*SUPPLIED ENTRIES*

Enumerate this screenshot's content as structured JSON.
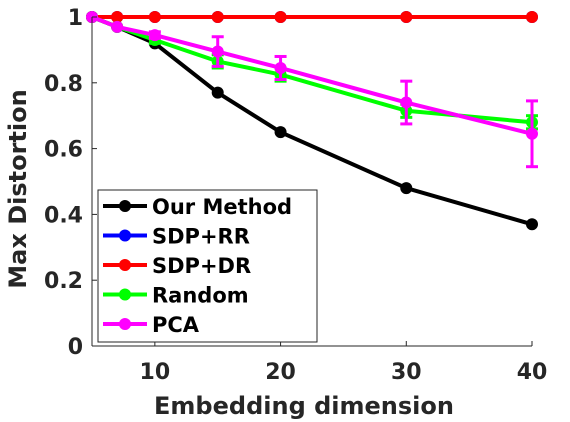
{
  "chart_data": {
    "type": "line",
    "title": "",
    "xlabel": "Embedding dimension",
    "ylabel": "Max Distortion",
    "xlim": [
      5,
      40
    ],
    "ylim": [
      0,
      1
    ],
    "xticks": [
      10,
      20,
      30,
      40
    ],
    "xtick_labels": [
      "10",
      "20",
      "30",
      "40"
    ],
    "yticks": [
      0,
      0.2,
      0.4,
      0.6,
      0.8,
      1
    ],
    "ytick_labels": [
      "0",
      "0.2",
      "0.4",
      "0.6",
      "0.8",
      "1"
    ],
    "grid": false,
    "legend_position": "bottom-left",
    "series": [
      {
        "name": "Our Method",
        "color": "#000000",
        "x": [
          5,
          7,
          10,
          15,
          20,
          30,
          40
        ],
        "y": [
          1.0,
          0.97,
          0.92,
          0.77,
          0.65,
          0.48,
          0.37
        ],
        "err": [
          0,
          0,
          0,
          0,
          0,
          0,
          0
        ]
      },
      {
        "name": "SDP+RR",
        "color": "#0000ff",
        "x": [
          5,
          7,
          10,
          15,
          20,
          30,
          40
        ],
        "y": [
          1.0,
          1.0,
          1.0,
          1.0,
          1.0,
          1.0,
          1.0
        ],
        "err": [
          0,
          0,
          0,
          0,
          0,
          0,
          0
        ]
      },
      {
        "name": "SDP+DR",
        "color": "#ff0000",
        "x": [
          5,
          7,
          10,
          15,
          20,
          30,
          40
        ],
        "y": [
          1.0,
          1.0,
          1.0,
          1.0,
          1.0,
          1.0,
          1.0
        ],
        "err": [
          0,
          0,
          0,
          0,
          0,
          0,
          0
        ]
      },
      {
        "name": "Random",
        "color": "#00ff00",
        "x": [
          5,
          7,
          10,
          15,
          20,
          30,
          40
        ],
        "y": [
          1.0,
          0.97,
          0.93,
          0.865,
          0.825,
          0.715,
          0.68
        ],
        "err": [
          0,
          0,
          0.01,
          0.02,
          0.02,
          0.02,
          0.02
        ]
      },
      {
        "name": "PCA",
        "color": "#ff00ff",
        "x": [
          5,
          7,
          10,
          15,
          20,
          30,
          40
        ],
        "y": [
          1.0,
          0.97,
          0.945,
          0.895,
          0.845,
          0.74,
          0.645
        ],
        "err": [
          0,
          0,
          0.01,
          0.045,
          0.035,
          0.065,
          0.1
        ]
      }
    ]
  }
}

*EXERCISE AIM*
In the data above, count the lines where the word "name" appears; reply with the number only.

*RESULT OF THE EXERCISE*
5